(Stored entries)
========================
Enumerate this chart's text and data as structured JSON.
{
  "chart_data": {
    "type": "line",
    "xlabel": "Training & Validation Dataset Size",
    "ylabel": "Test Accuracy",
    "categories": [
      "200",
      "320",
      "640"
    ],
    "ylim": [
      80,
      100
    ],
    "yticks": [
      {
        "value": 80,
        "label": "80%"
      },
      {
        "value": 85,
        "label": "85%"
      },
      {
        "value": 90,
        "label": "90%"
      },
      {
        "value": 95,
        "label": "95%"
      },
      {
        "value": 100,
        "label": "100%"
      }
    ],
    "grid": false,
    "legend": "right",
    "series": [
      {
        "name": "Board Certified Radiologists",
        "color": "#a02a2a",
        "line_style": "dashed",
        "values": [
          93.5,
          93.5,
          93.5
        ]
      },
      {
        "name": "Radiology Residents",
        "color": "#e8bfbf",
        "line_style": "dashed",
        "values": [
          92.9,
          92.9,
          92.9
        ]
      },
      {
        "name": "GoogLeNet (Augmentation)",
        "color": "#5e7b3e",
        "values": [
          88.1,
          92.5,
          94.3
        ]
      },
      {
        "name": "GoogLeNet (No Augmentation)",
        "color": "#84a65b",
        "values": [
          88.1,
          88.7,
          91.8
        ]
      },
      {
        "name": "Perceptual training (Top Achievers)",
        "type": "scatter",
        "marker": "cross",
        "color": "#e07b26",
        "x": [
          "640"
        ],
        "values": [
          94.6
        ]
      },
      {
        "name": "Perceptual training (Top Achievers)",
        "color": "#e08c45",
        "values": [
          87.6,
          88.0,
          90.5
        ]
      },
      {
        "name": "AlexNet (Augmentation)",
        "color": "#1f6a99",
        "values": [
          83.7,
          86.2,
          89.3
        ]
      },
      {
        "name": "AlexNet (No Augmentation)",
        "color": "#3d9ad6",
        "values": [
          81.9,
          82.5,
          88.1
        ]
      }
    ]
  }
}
========================
Directions: Repeat the material from above exactly, word for word.

Output for this task:
Enumerate this chart's text and data as structured JSON.
{
  "chart_data": {
    "type": "line",
    "xlabel": "Training & Validation Dataset Size",
    "ylabel": "Test Accuracy",
    "categories": [
      "200",
      "320",
      "640"
    ],
    "ylim": [
      80,
      100
    ],
    "yticks": [
      {
        "value": 80,
        "label": "80%"
      },
      {
        "value": 85,
        "label": "85%"
      },
      {
        "value": 90,
        "label": "90%"
      },
      {
        "value": 95,
        "label": "95%"
      },
      {
        "value": 100,
        "label": "100%"
      }
    ],
    "grid": false,
    "legend": "right",
    "series": [
      {
        "name": "Board Certified Radiologists",
        "color": "#a02a2a",
        "line_style": "dashed",
        "values": [
          93.5,
          93.5,
          93.5
        ]
      },
      {
        "name": "Radiology Residents",
        "color": "#e8bfbf",
        "line_style": "dashed",
        "values": [
          92.9,
          92.9,
          92.9
        ]
      },
      {
        "name": "GoogLeNet (Augmentation)",
        "color": "#5e7b3e",
        "values": [
          88.1,
          92.5,
          94.3
        ]
      },
      {
        "name": "GoogLeNet (No Augmentation)",
        "color": "#84a65b",
        "values": [
          88.1,
          88.7,
          91.8
        ]
      },
      {
        "name": "Perceptual training (Top Achievers)",
        "type": "scatter",
        "marker": "cross",
        "color": "#e07b26",
        "x": [
          "640"
        ],
        "values": [
          94.6
        ]
      },
      {
        "name": "Perceptual training (Top Achievers)",
        "color": "#e08c45",
        "values": [
          87.6,
          88.0,
          90.5
        ]
      },
      {
        "name": "AlexNet (Augmentation)",
        "color": "#1f6a99",
        "values": [
          83.7,
          86.2,
          89.3
        ]
      },
      {
        "name": "AlexNet (No Augmentation)",
        "color": "#3d9ad6",
        "values": [
          81.9,
          82.5,
          88.1
        ]
      }
    ]
  }
}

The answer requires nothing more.